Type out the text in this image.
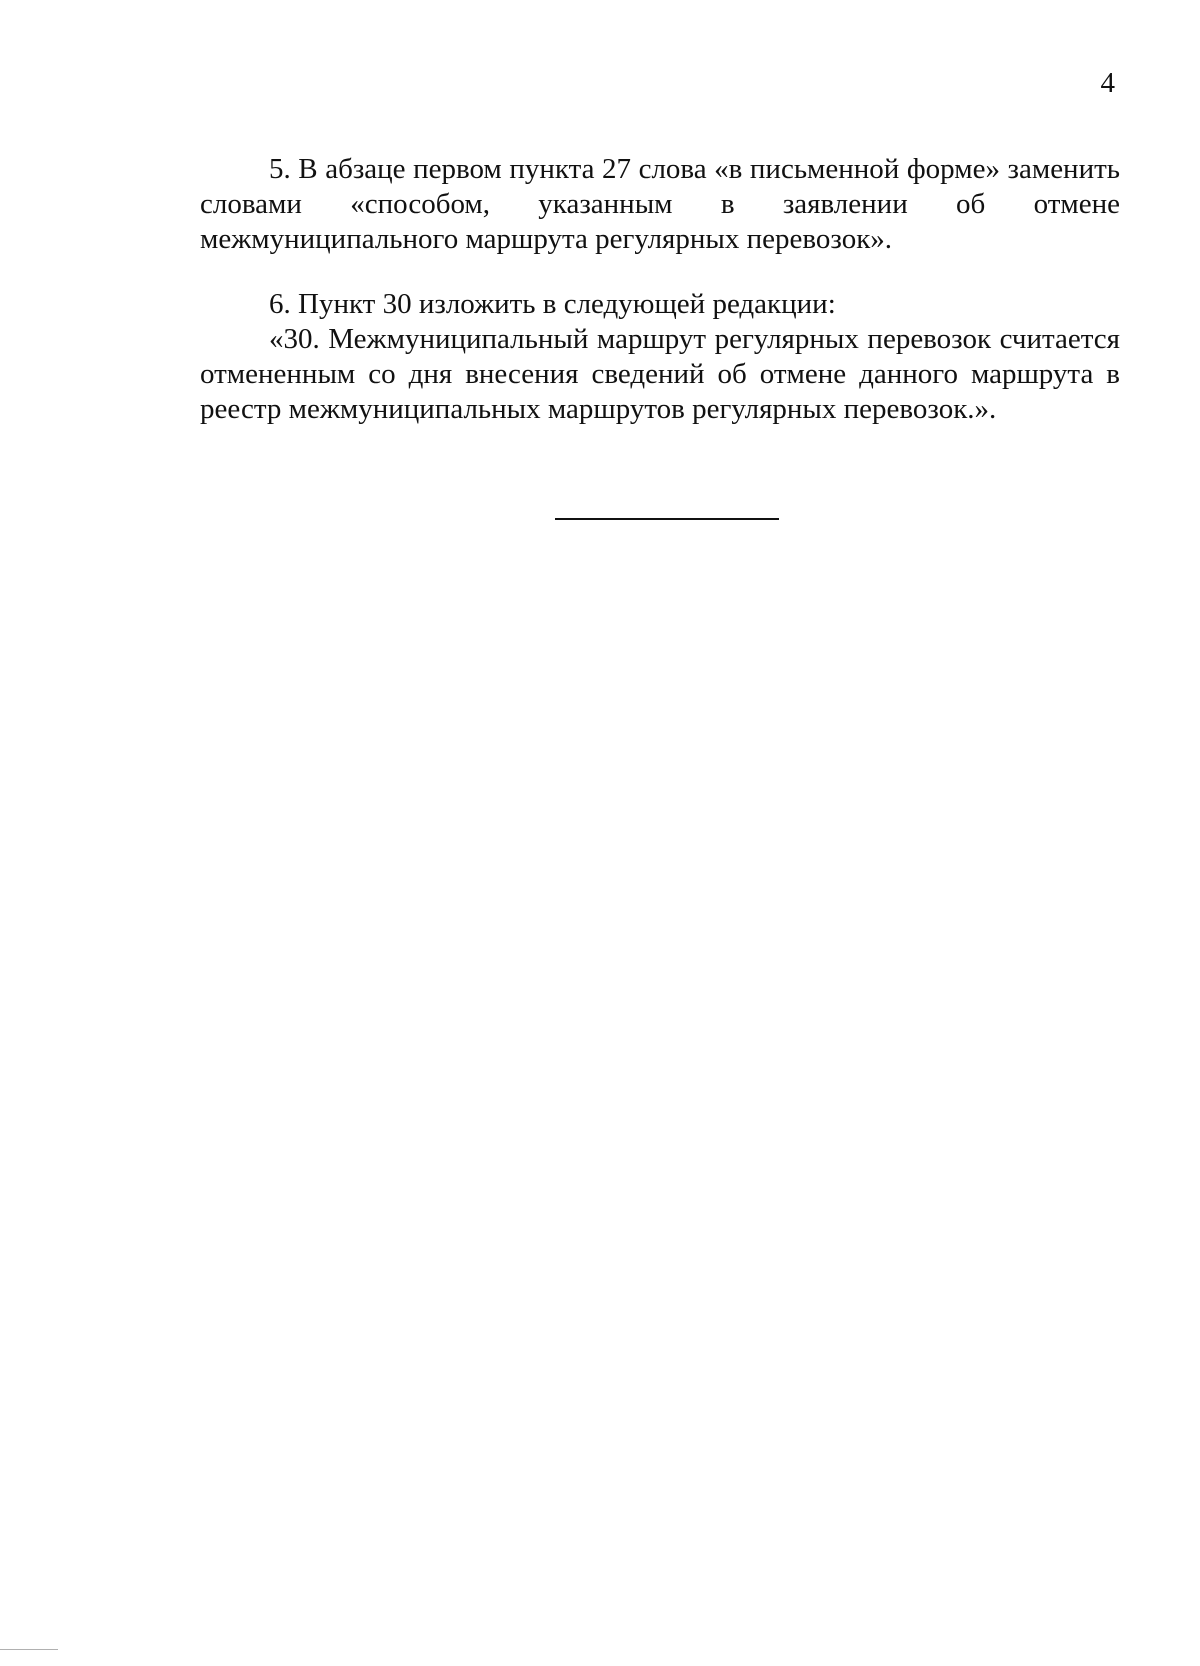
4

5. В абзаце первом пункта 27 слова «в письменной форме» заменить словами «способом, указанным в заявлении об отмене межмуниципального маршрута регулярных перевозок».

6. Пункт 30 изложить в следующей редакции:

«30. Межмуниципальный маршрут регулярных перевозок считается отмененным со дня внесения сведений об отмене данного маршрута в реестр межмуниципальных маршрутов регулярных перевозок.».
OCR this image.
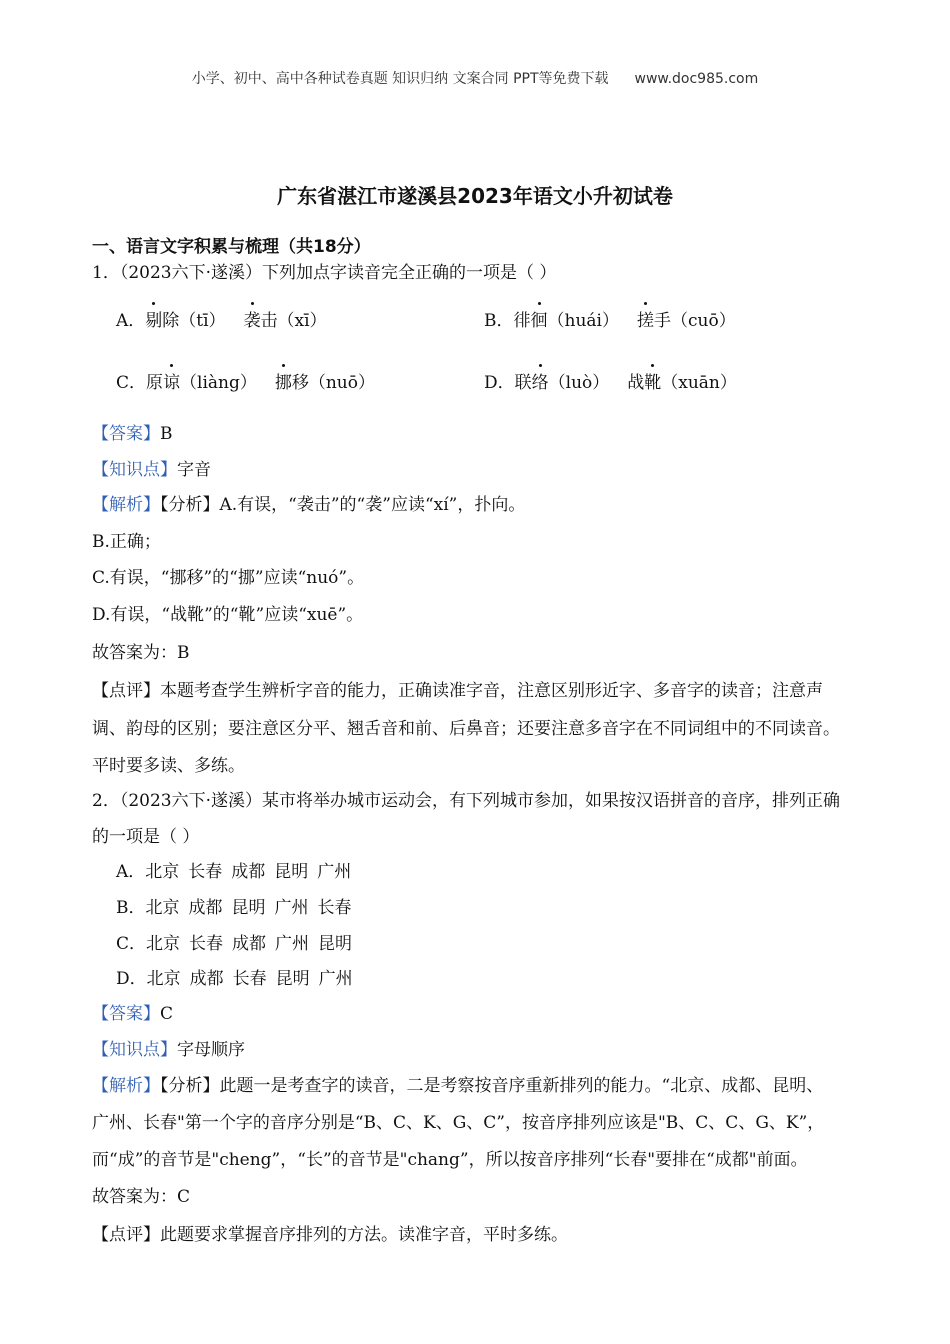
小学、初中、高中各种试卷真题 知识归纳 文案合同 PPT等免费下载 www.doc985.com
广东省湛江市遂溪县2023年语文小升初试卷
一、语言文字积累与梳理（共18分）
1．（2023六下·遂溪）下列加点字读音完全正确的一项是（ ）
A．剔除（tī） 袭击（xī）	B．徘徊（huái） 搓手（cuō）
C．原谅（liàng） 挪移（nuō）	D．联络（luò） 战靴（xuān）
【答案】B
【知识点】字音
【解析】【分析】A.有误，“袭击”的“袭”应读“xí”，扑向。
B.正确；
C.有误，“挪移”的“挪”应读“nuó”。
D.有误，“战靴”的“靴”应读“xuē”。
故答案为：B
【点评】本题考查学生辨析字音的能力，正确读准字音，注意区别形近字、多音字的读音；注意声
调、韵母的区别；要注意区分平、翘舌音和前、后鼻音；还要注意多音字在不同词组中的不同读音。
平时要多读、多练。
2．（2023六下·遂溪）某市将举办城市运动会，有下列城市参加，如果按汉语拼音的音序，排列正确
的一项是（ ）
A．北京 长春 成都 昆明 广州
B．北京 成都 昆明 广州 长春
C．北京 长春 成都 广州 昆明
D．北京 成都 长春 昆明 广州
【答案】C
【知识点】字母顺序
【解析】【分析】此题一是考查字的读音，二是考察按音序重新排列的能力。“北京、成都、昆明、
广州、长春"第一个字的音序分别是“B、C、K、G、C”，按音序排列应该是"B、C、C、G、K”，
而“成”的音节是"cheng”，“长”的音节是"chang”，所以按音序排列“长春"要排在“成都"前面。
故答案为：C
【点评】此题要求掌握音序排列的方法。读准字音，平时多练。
□ □ □ □ □ □ □
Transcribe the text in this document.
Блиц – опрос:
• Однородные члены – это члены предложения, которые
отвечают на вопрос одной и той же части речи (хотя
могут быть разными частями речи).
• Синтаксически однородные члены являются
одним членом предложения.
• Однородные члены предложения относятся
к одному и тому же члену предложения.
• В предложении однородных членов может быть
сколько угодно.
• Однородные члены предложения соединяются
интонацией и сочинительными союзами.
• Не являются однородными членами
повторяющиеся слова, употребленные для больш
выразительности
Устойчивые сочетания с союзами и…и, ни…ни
□ □ □ □ □ □ □
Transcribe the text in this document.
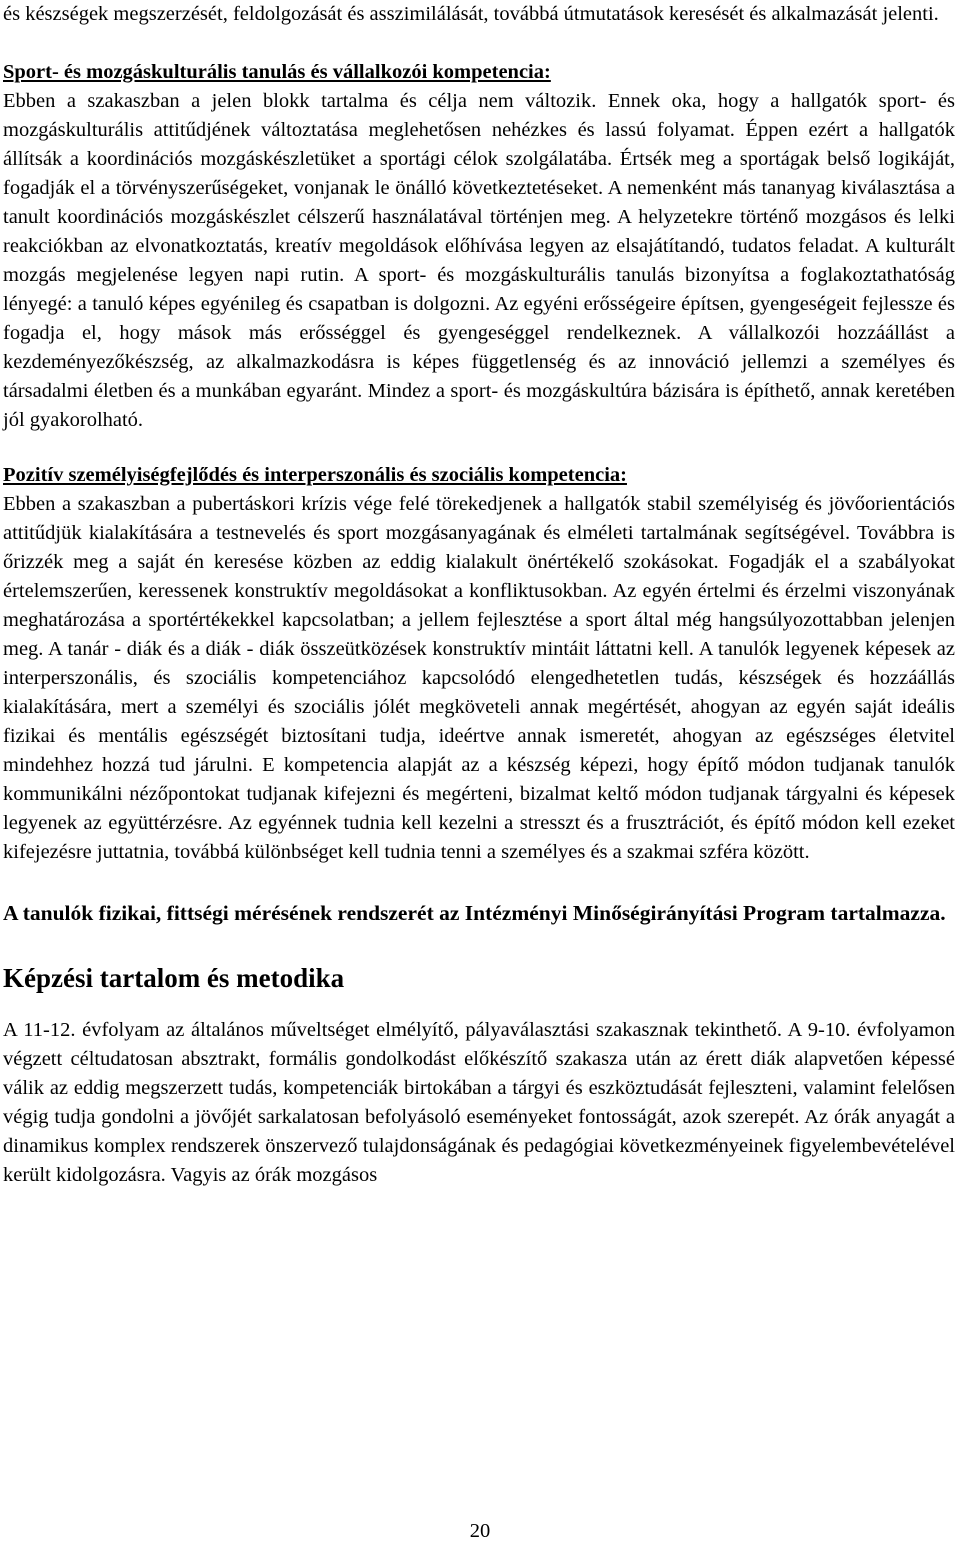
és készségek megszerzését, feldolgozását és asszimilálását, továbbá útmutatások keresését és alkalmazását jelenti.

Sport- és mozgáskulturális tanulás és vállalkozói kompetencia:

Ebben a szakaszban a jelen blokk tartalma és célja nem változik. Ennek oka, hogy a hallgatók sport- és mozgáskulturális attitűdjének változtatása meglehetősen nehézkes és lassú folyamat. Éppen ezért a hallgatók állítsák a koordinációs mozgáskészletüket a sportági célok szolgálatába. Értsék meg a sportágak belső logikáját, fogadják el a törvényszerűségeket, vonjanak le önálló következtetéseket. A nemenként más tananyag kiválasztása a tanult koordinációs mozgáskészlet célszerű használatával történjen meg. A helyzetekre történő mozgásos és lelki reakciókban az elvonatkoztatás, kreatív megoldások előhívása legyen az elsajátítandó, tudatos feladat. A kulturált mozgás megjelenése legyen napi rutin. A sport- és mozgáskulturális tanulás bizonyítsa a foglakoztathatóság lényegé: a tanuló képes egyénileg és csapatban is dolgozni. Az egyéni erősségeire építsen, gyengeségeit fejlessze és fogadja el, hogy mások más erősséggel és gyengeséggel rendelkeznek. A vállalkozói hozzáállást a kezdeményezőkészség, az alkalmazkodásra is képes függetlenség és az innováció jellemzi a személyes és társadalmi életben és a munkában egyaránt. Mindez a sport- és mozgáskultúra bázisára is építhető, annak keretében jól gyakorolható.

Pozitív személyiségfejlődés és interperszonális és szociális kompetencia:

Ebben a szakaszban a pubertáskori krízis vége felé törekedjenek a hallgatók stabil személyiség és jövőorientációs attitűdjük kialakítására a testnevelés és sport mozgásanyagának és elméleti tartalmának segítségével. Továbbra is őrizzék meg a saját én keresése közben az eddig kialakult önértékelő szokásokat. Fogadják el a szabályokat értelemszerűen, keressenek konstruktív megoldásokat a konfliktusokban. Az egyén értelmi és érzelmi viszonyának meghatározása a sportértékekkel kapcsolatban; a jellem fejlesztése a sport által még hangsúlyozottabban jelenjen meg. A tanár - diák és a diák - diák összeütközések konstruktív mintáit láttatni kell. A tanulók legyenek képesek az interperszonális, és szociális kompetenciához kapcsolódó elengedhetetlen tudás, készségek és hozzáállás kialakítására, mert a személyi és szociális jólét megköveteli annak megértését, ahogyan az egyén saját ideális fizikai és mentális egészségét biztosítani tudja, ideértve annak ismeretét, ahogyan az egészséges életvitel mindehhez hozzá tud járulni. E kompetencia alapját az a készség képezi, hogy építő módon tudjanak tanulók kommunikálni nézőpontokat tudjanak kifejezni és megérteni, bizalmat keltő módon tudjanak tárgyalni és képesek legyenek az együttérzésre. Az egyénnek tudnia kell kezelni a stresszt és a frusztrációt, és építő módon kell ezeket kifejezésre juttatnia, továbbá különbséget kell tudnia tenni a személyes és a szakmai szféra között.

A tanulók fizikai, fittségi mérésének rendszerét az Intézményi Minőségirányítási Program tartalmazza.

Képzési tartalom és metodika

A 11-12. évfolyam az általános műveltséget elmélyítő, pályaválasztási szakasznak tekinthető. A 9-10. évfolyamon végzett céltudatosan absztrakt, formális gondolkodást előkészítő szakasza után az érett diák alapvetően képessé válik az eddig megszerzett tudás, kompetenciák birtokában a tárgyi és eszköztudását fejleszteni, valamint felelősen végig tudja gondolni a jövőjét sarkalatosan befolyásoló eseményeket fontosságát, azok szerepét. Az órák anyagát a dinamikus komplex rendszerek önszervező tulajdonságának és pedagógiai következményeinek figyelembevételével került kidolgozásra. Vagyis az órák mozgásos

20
□ □ □ □ □ □ □
[Exercise brief] For each line of the entries that includes "союзами", show that line.

[Worked answer]
интонацией и сочинительными союзами.
Устойчивые сочетания с союзами и…и, ни…ни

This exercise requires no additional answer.